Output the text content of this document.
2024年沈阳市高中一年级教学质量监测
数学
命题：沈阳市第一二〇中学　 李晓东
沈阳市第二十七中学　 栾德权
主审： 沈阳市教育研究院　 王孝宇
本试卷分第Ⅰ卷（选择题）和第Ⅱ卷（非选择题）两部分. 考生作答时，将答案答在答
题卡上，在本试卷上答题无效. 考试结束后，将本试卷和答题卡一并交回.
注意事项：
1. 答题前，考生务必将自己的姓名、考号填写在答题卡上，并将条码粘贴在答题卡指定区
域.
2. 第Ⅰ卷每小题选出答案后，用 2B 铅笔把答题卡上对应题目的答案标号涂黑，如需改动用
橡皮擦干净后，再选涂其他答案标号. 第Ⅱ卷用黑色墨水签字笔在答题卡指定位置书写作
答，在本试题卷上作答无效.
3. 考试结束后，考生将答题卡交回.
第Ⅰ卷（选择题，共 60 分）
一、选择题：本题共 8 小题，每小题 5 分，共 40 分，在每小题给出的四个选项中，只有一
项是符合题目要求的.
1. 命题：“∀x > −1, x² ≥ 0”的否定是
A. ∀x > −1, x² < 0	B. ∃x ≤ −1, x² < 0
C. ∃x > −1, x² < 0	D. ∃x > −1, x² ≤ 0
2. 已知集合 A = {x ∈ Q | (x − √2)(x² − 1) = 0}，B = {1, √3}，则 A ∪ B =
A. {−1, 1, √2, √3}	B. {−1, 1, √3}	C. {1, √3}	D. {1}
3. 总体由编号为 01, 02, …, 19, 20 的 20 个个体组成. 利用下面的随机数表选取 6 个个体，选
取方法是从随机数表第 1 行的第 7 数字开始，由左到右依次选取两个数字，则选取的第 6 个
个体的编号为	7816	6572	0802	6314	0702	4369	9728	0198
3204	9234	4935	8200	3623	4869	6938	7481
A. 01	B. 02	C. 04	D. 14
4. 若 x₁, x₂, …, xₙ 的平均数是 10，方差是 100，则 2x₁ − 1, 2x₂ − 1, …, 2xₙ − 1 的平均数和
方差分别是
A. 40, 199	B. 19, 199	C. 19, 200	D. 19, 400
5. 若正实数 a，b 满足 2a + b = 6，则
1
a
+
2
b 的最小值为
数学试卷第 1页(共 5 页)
□ □ □
(Given problem)
Identify every line holding the word "考试结束后" and copy it out.

(Output)
题卡上，在本试卷上答题无效. 考试结束后，将本试卷和答题卡一并交回.
3. 考试结束后，考生将答题卡交回.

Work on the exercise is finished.